━━ Material provided
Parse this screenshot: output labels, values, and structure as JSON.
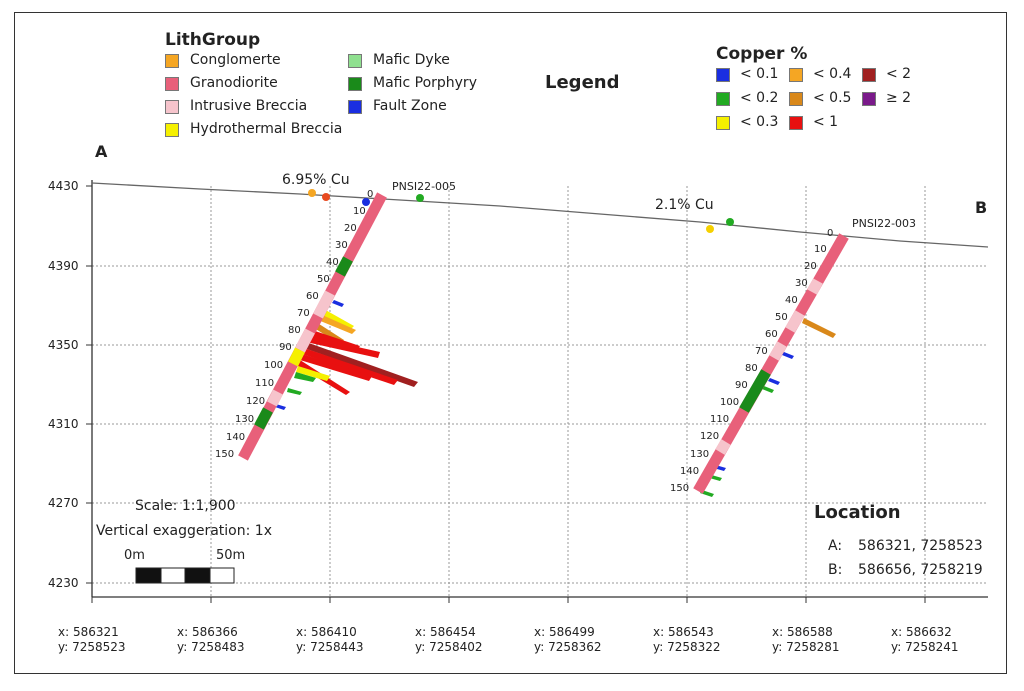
{
  "legend_title": "Legend",
  "lith": {
    "title": "LithGroup",
    "items": [
      {
        "label": "Conglomerte",
        "color": "#f5a623"
      },
      {
        "label": "Granodiorite",
        "color": "#e8607a"
      },
      {
        "label": "Intrusive Breccia",
        "color": "#f6c4cc"
      },
      {
        "label": "Hydrothermal Breccia",
        "color": "#f5f000"
      },
      {
        "label": "Mafic Dyke",
        "color": "#8fe08f"
      },
      {
        "label": "Mafic Porphyry",
        "color": "#1a8a1a"
      },
      {
        "label": "Fault Zone",
        "color": "#1a2ee0"
      }
    ]
  },
  "copper": {
    "title": "Copper %",
    "items": [
      {
        "label": "< 0.1",
        "color": "#1a2ee0"
      },
      {
        "label": "< 0.2",
        "color": "#22aa22"
      },
      {
        "label": "< 0.3",
        "color": "#f5f000"
      },
      {
        "label": "< 0.4",
        "color": "#f5a623"
      },
      {
        "label": "< 0.5",
        "color": "#d9881a"
      },
      {
        "label": "< 1",
        "color": "#e81010"
      },
      {
        "label": "< 2",
        "color": "#a02020"
      },
      {
        "label": "≥ 2",
        "color": "#7a1a8a"
      }
    ]
  },
  "section": {
    "start_label": "A",
    "end_label": "B"
  },
  "y_axis": {
    "ticks": [
      "4430",
      "4390",
      "4350",
      "4310",
      "4270",
      "4230"
    ]
  },
  "x_axis": {
    "ticks": [
      {
        "x": "x: 586321",
        "y": "y: 7258523"
      },
      {
        "x": "x: 586366",
        "y": "y: 7258483"
      },
      {
        "x": "x: 586410",
        "y": "y: 7258443"
      },
      {
        "x": "x: 586454",
        "y": "y: 7258402"
      },
      {
        "x": "x: 586499",
        "y": "y: 7258362"
      },
      {
        "x": "x: 586543",
        "y": "y: 7258322"
      },
      {
        "x": "x: 586588",
        "y": "y: 7258281"
      },
      {
        "x": "x: 586632",
        "y": "y: 7258241"
      }
    ]
  },
  "holes": [
    {
      "name": "PNSI22-005",
      "depths": [
        "0",
        "10",
        "20",
        "30",
        "40",
        "50",
        "60",
        "70",
        "80",
        "90",
        "100",
        "110",
        "120",
        "130",
        "140",
        "150"
      ]
    },
    {
      "name": "PNSI22-003",
      "depths": [
        "0",
        "10",
        "20",
        "30",
        "40",
        "50",
        "60",
        "70",
        "80",
        "90",
        "100",
        "110",
        "120",
        "130",
        "140",
        "150"
      ]
    }
  ],
  "annotations": {
    "cu1": "6.95% Cu",
    "cu2": "2.1% Cu"
  },
  "scale": {
    "scale_text": "Scale: 1:1,900",
    "vert_text": "Vertical exaggeration: 1x",
    "bar_start": "0m",
    "bar_end": "50m"
  },
  "location": {
    "title": "Location",
    "a_label": "A:",
    "a_value": "586321, 7258523",
    "b_label": "B:",
    "b_value": "586656, 7258219"
  }
}
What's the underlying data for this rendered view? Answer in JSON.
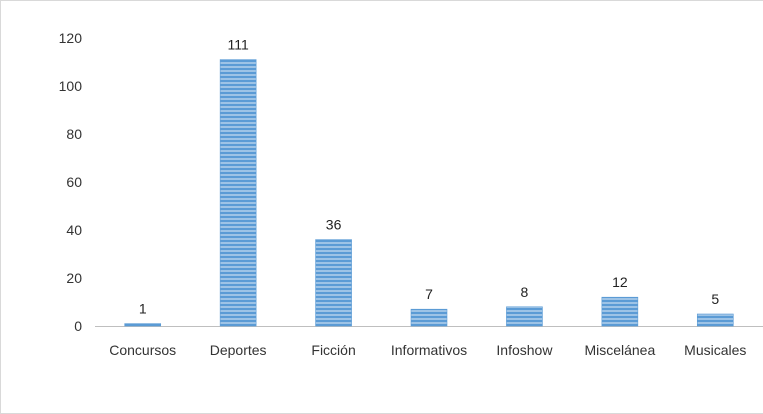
{
  "chart_data": {
    "type": "bar",
    "title": "",
    "xlabel": "",
    "ylabel": "",
    "categories": [
      "Concursos",
      "Deportes",
      "Ficción",
      "Informativos",
      "Infoshow",
      "Miscelánea",
      "Musicales"
    ],
    "values": [
      1,
      111,
      36,
      7,
      8,
      12,
      5
    ],
    "data_labels": [
      "1",
      "111",
      "36",
      "7",
      "8",
      "12",
      "5"
    ],
    "y_ticks": [
      0,
      20,
      40,
      60,
      80,
      100,
      120
    ],
    "y_tick_labels": [
      "0",
      "20",
      "40",
      "60",
      "80",
      "100",
      "120"
    ],
    "ylim": [
      0,
      120
    ],
    "grid": false,
    "legend": "none",
    "colors": {
      "bar_fill": "#9dc3e6",
      "bar_stripe": "#5b9bd5",
      "axis": "#bfbfbf",
      "frame": "#d9d9d9",
      "text": "#333333"
    }
  }
}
━━━━
### Instructions for the task
Reproduce the whole listing exactly, but not the images in it.

### Task response
Parse this screenshot: output labels, values, and structure as JSON.
{
  "legend_title": "Legend",
  "lith": {
    "title": "LithGroup",
    "items": [
      {
        "label": "Conglomerte",
        "color": "#f5a623"
      },
      {
        "label": "Granodiorite",
        "color": "#e8607a"
      },
      {
        "label": "Intrusive Breccia",
        "color": "#f6c4cc"
      },
      {
        "label": "Hydrothermal Breccia",
        "color": "#f5f000"
      },
      {
        "label": "Mafic Dyke",
        "color": "#8fe08f"
      },
      {
        "label": "Mafic Porphyry",
        "color": "#1a8a1a"
      },
      {
        "label": "Fault Zone",
        "color": "#1a2ee0"
      }
    ]
  },
  "copper": {
    "title": "Copper %",
    "items": [
      {
        "label": "< 0.1",
        "color": "#1a2ee0"
      },
      {
        "label": "< 0.2",
        "color": "#22aa22"
      },
      {
        "label": "< 0.3",
        "color": "#f5f000"
      },
      {
        "label": "< 0.4",
        "color": "#f5a623"
      },
      {
        "label": "< 0.5",
        "color": "#d9881a"
      },
      {
        "label": "< 1",
        "color": "#e81010"
      },
      {
        "label": "< 2",
        "color": "#a02020"
      },
      {
        "label": "≥ 2",
        "color": "#7a1a8a"
      }
    ]
  },
  "section": {
    "start_label": "A",
    "end_label": "B"
  },
  "y_axis": {
    "ticks": [
      "4430",
      "4390",
      "4350",
      "4310",
      "4270",
      "4230"
    ]
  },
  "x_axis": {
    "ticks": [
      {
        "x": "x: 586321",
        "y": "y: 7258523"
      },
      {
        "x": "x: 586366",
        "y": "y: 7258483"
      },
      {
        "x": "x: 586410",
        "y": "y: 7258443"
      },
      {
        "x": "x: 586454",
        "y": "y: 7258402"
      },
      {
        "x": "x: 586499",
        "y": "y: 7258362"
      },
      {
        "x": "x: 586543",
        "y": "y: 7258322"
      },
      {
        "x": "x: 586588",
        "y": "y: 7258281"
      },
      {
        "x": "x: 586632",
        "y": "y: 7258241"
      }
    ]
  },
  "holes": [
    {
      "name": "PNSI22-005",
      "depths": [
        "0",
        "10",
        "20",
        "30",
        "40",
        "50",
        "60",
        "70",
        "80",
        "90",
        "100",
        "110",
        "120",
        "130",
        "140",
        "150"
      ]
    },
    {
      "name": "PNSI22-003",
      "depths": [
        "0",
        "10",
        "20",
        "30",
        "40",
        "50",
        "60",
        "70",
        "80",
        "90",
        "100",
        "110",
        "120",
        "130",
        "140",
        "150"
      ]
    }
  ],
  "annotations": {
    "cu1": "6.95% Cu",
    "cu2": "2.1% Cu"
  },
  "scale": {
    "scale_text": "Scale: 1:1,900",
    "vert_text": "Vertical exaggeration: 1x",
    "bar_start": "0m",
    "bar_end": "50m"
  },
  "location": {
    "title": "Location",
    "a_label": "A:",
    "a_value": "586321, 7258523",
    "b_label": "B:",
    "b_value": "586656, 7258219"
  }
}
What's the underlying data for this rendered view? Answer in JSON.
{
  "chart_data": {
    "type": "bar",
    "title": "",
    "xlabel": "",
    "ylabel": "",
    "categories": [
      "Concursos",
      "Deportes",
      "Ficción",
      "Informativos",
      "Infoshow",
      "Miscelánea",
      "Musicales"
    ],
    "values": [
      1,
      111,
      36,
      7,
      8,
      12,
      5
    ],
    "data_labels": [
      "1",
      "111",
      "36",
      "7",
      "8",
      "12",
      "5"
    ],
    "y_ticks": [
      0,
      20,
      40,
      60,
      80,
      100,
      120
    ],
    "y_tick_labels": [
      "0",
      "20",
      "40",
      "60",
      "80",
      "100",
      "120"
    ],
    "ylim": [
      0,
      120
    ],
    "grid": false,
    "legend": "none",
    "colors": {
      "bar_fill": "#9dc3e6",
      "bar_stripe": "#5b9bd5",
      "axis": "#bfbfbf",
      "frame": "#d9d9d9",
      "text": "#333333"
    }
  }
}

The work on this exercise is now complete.